EXERCISE AIM
Copy all the material that follows, keeping every character the same.

(Stored dataset items)
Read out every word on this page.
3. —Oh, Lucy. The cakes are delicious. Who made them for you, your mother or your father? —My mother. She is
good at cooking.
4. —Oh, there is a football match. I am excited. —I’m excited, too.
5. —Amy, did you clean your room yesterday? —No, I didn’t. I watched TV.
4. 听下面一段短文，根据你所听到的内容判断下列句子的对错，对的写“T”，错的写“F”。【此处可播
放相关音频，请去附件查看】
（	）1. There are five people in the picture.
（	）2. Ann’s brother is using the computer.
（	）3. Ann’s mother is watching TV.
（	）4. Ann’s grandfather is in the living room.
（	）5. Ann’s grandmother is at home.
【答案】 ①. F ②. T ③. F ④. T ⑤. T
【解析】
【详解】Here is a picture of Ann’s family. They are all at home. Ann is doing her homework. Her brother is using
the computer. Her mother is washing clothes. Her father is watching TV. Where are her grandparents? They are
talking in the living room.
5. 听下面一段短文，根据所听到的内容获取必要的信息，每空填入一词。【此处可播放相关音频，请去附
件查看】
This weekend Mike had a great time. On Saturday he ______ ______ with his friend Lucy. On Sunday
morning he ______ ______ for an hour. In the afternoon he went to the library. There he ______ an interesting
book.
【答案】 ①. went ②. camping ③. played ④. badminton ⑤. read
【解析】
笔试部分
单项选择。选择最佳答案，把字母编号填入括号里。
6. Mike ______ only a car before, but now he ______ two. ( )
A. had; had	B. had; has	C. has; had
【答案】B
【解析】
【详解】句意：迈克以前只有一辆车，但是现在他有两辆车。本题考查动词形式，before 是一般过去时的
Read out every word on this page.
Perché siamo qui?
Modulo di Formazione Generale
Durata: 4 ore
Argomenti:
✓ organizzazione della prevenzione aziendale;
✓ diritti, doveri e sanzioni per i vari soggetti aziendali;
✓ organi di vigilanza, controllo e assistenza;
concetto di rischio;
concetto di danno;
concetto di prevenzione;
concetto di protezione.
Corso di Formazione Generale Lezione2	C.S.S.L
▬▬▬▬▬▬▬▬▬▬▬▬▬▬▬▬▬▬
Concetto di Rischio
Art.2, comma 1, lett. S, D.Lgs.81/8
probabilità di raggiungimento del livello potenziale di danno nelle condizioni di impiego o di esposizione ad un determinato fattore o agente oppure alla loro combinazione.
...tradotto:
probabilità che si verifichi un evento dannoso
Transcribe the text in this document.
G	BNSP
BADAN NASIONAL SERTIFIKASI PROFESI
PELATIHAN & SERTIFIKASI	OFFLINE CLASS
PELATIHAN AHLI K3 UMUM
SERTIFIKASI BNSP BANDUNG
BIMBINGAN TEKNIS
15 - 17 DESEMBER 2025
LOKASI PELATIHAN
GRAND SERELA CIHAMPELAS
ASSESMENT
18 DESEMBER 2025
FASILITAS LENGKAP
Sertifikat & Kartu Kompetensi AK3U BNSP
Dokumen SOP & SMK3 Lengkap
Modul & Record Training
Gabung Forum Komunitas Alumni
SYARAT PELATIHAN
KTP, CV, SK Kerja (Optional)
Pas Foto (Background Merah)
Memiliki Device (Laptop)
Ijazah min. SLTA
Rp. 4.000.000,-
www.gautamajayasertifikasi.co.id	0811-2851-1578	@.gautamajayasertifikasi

FINAL RESULT
Read out every word on this page.
3. —Oh, Lucy. The cakes are delicious. Who made them for you, your mother or your father? —My mother. She is
good at cooking.
4. —Oh, there is a football match. I am excited. —I’m excited, too.
5. —Amy, did you clean your room yesterday? —No, I didn’t. I watched TV.
4. 听下面一段短文，根据你所听到的内容判断下列句子的对错，对的写“T”，错的写“F”。【此处可播
放相关音频，请去附件查看】
（	）1. There are five people in the picture.
（	）2. Ann’s brother is using the computer.
（	）3. Ann’s mother is watching TV.
（	）4. Ann’s grandfather is in the living room.
（	）5. Ann’s grandmother is at home.
【答案】 ①. F ②. T ③. F ④. T ⑤. T
【解析】
【详解】Here is a picture of Ann’s family. They are all at home. Ann is doing her homework. Her brother is using
the computer. Her mother is washing clothes. Her father is watching TV. Where are her grandparents? They are
talking in the living room.
5. 听下面一段短文，根据所听到的内容获取必要的信息，每空填入一词。【此处可播放相关音频，请去附
件查看】
This weekend Mike had a great time. On Saturday he ______ ______ with his friend Lucy. On Sunday
morning he ______ ______ for an hour. In the afternoon he went to the library. There he ______ an interesting
book.
【答案】 ①. went ②. camping ③. played ④. badminton ⑤. read
【解析】
笔试部分
单项选择。选择最佳答案，把字母编号填入括号里。
6. Mike ______ only a car before, but now he ______ two. ( )
A. had; had	B. had; has	C. has; had
【答案】B
【解析】
【详解】句意：迈克以前只有一辆车，但是现在他有两辆车。本题考查动词形式，before 是一般过去时的
Read out every word on this page.
Perché siamo qui?
Modulo di Formazione Generale
Durata: 4 ore
Argomenti:
✓ organizzazione della prevenzione aziendale;
✓ diritti, doveri e sanzioni per i vari soggetti aziendali;
✓ organi di vigilanza, controllo e assistenza;
concetto di rischio;
concetto di danno;
concetto di prevenzione;
concetto di protezione.
Corso di Formazione Generale Lezione2	C.S.S.L
▬▬▬▬▬▬▬▬▬▬▬▬▬▬▬▬▬▬
Concetto di Rischio
Art.2, comma 1, lett. S, D.Lgs.81/8
probabilità di raggiungimento del livello potenziale di danno nelle condizioni di impiego o di esposizione ad un determinato fattore o agente oppure alla loro combinazione.
...tradotto:
probabilità che si verifichi un evento dannoso
Transcribe the text in this document.
G	BNSP
BADAN NASIONAL SERTIFIKASI PROFESI
PELATIHAN & SERTIFIKASI	OFFLINE CLASS
PELATIHAN AHLI K3 UMUM
SERTIFIKASI BNSP BANDUNG
BIMBINGAN TEKNIS
15 - 17 DESEMBER 2025
LOKASI PELATIHAN
GRAND SERELA CIHAMPELAS
ASSESMENT
18 DESEMBER 2025
FASILITAS LENGKAP
Sertifikat & Kartu Kompetensi AK3U BNSP
Dokumen SOP & SMK3 Lengkap
Modul & Record Training
Gabung Forum Komunitas Alumni
SYARAT PELATIHAN
KTP, CV, SK Kerja (Optional)
Pas Foto (Background Merah)
Memiliki Device (Laptop)
Ijazah min. SLTA
Rp. 4.000.000,-
www.gautamajayasertifikasi.co.id	0811-2851-1578	@.gautamajayasertifikasi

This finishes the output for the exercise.